• **GIVEN RECORDS**:
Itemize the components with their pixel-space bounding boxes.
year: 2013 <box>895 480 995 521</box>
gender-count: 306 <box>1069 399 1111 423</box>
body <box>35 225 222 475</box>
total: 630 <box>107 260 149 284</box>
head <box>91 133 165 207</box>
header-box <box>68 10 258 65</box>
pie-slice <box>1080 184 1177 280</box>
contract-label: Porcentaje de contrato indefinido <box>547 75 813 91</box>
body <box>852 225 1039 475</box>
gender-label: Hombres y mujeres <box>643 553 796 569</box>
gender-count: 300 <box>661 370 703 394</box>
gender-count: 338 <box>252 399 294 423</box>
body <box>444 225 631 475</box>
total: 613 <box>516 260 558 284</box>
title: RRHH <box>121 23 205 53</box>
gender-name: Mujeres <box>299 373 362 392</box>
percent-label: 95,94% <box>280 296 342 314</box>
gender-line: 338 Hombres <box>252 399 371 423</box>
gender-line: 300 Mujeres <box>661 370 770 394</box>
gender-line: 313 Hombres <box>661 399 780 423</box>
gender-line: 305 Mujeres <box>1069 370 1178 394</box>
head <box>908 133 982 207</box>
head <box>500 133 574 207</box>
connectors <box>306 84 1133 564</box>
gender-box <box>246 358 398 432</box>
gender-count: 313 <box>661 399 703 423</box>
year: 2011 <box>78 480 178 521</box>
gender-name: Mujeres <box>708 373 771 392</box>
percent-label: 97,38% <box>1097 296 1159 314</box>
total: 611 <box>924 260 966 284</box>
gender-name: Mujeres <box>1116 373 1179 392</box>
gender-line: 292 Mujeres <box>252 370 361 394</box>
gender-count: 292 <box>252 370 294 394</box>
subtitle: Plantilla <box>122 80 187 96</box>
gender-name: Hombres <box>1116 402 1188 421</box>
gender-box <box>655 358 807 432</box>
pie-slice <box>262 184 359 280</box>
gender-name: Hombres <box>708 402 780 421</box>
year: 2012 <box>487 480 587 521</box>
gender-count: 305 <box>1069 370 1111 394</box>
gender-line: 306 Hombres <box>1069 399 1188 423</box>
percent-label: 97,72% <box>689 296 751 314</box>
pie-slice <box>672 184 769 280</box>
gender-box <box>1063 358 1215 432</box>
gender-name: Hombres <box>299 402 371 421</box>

==

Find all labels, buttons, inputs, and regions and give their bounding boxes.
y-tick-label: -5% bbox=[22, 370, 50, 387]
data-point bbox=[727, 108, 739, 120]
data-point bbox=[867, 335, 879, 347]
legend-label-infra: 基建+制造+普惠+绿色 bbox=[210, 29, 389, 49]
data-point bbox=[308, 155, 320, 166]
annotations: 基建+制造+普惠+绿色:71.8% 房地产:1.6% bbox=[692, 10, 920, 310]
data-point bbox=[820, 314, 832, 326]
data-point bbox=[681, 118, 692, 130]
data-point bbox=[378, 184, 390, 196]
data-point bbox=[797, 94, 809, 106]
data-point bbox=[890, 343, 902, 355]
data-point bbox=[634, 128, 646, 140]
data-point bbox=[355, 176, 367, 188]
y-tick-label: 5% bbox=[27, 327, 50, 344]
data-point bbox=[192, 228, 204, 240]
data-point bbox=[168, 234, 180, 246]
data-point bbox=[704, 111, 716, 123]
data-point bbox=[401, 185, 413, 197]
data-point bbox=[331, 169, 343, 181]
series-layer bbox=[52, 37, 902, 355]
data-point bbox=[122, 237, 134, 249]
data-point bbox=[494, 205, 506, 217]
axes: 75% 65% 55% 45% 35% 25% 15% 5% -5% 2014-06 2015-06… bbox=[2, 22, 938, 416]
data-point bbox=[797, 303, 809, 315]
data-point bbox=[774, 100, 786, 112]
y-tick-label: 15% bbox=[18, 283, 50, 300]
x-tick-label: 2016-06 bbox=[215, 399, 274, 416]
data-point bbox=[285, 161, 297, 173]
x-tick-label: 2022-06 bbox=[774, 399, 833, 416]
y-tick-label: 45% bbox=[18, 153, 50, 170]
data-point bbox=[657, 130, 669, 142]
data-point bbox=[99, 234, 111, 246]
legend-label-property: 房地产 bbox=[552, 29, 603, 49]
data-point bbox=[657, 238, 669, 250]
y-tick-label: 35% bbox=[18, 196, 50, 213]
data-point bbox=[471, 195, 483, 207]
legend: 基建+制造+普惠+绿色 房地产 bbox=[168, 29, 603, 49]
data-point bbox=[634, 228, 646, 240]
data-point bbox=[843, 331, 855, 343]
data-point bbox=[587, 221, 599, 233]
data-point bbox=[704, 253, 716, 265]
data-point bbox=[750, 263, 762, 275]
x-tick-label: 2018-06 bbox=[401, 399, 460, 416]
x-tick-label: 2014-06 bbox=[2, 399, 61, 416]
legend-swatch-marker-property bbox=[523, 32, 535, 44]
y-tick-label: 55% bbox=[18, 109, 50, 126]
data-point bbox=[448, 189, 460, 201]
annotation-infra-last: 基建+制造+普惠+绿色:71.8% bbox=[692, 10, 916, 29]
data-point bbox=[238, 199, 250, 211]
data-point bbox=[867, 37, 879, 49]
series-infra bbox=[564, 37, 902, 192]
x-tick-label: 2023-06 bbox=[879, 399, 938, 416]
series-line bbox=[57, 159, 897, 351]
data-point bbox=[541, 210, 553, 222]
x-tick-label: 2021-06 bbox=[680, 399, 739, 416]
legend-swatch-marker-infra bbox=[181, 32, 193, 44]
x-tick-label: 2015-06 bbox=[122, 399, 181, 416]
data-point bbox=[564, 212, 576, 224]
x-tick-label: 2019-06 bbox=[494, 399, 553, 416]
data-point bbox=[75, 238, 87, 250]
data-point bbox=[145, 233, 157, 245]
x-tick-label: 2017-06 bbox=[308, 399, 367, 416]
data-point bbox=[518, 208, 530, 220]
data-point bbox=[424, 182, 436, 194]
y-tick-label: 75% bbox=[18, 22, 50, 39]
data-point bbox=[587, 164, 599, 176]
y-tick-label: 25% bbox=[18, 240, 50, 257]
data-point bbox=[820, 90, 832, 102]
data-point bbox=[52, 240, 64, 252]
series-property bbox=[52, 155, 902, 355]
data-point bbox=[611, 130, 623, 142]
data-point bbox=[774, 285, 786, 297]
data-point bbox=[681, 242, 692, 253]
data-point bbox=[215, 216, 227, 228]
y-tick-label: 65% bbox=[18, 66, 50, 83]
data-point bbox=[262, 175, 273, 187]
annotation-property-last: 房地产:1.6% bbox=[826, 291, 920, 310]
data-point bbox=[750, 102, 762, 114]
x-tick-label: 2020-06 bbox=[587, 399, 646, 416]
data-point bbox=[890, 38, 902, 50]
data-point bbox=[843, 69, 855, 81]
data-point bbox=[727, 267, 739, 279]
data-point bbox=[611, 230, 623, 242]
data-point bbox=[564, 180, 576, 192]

• **WHAT IS ASKED**: Retype the material from the line that contains "Find all labels, buttons, inputs, and" through the line that contains "y-tick-label: 5% bbox=[27, 327, 50, 344]", keeping every character as it is.

• **SOLUTION TO THIS EXERCISE**:
Find all labels, buttons, inputs, and regions and give their bounding boxes.
y-tick-label: -5% bbox=[22, 370, 50, 387]
data-point bbox=[727, 108, 739, 120]
data-point bbox=[867, 335, 879, 347]
legend-label-infra: 基建+制造+普惠+绿色 bbox=[210, 29, 389, 49]
data-point bbox=[308, 155, 320, 166]
annotations: 基建+制造+普惠+绿色:71.8% 房地产:1.6% bbox=[692, 10, 920, 310]
data-point bbox=[820, 314, 832, 326]
data-point bbox=[681, 118, 692, 130]
data-point bbox=[378, 184, 390, 196]
data-point bbox=[797, 94, 809, 106]
data-point bbox=[890, 343, 902, 355]
data-point bbox=[634, 128, 646, 140]
data-point bbox=[355, 176, 367, 188]
y-tick-label: 5% bbox=[27, 327, 50, 344]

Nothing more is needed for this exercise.